Exercise
Each entry below is to be extracted exactly.

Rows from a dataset
________________________
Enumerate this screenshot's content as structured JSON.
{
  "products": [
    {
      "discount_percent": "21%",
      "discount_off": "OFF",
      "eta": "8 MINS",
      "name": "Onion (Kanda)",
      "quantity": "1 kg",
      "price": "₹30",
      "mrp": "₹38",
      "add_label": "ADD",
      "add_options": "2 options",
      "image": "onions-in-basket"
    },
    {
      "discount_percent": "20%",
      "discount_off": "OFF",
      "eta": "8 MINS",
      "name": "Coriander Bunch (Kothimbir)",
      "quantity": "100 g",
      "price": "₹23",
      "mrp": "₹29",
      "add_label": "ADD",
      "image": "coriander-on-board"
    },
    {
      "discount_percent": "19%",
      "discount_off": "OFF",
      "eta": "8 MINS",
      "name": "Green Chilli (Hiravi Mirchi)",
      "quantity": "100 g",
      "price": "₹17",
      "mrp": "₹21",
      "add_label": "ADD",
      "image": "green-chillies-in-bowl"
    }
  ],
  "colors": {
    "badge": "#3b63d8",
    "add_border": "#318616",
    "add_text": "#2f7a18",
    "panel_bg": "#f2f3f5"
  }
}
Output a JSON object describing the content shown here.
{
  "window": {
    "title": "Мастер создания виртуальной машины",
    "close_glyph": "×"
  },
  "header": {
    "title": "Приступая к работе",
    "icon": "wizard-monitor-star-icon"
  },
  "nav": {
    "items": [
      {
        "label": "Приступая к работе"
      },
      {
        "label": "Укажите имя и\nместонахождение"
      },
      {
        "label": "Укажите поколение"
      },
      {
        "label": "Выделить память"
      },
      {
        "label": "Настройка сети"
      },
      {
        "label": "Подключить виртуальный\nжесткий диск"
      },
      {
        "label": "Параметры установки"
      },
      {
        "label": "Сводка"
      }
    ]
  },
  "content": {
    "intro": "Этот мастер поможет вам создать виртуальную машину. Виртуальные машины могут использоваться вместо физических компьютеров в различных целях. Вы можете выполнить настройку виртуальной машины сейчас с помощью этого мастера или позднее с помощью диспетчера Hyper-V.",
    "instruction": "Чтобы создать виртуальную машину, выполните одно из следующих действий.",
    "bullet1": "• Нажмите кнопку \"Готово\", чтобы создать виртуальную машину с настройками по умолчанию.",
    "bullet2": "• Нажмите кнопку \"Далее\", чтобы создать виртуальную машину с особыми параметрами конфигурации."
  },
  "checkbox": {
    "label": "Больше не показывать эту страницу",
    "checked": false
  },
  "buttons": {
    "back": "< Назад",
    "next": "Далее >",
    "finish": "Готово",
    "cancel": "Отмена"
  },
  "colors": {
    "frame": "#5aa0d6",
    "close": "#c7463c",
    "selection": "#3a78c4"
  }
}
________________________
Response
Enumerate this screenshot's content as structured JSON.
{
  "products": [
    {
      "discount_percent": "21%",
      "discount_off": "OFF",
      "eta": "8 MINS",
      "name": "Onion (Kanda)",
      "quantity": "1 kg",
      "price": "₹30",
      "mrp": "₹38",
      "add_label": "ADD",
      "add_options": "2 options",
      "image": "onions-in-basket"
    },
    {
      "discount_percent": "20%",
      "discount_off": "OFF",
      "eta": "8 MINS",
      "name": "Coriander Bunch (Kothimbir)",
      "quantity": "100 g",
      "price": "₹23",
      "mrp": "₹29",
      "add_label": "ADD",
      "image": "coriander-on-board"
    },
    {
      "discount_percent": "19%",
      "discount_off": "OFF",
      "eta": "8 MINS",
      "name": "Green Chilli (Hiravi Mirchi)",
      "quantity": "100 g",
      "price": "₹17",
      "mrp": "₹21",
      "add_label": "ADD",
      "image": "green-chillies-in-bowl"
    }
  ],
  "colors": {
    "badge": "#3b63d8",
    "add_border": "#318616",
    "add_text": "#2f7a18",
    "panel_bg": "#f2f3f5"
  }
}
Output a JSON object describing the content shown here.
{
  "window": {
    "title": "Мастер создания виртуальной машины",
    "close_glyph": "×"
  },
  "header": {
    "title": "Приступая к работе",
    "icon": "wizard-monitor-star-icon"
  },
  "nav": {
    "items": [
      {
        "label": "Приступая к работе"
      },
      {
        "label": "Укажите имя и\nместонахождение"
      },
      {
        "label": "Укажите поколение"
      },
      {
        "label": "Выделить память"
      },
      {
        "label": "Настройка сети"
      },
      {
        "label": "Подключить виртуальный\nжесткий диск"
      },
      {
        "label": "Параметры установки"
      },
      {
        "label": "Сводка"
      }
    ]
  },
  "content": {
    "intro": "Этот мастер поможет вам создать виртуальную машину. Виртуальные машины могут использоваться вместо физических компьютеров в различных целях. Вы можете выполнить настройку виртуальной машины сейчас с помощью этого мастера или позднее с помощью диспетчера Hyper-V.",
    "instruction": "Чтобы создать виртуальную машину, выполните одно из следующих действий.",
    "bullet1": "• Нажмите кнопку \"Готово\", чтобы создать виртуальную машину с настройками по умолчанию.",
    "bullet2": "• Нажмите кнопку \"Далее\", чтобы создать виртуальную машину с особыми параметрами конфигурации."
  },
  "checkbox": {
    "label": "Больше не показывать эту страницу",
    "checked": false
  },
  "buttons": {
    "back": "< Назад",
    "next": "Далее >",
    "finish": "Готово",
    "cancel": "Отмена"
  },
  "colors": {
    "frame": "#5aa0d6",
    "close": "#c7463c",
    "selection": "#3a78c4"
  }
}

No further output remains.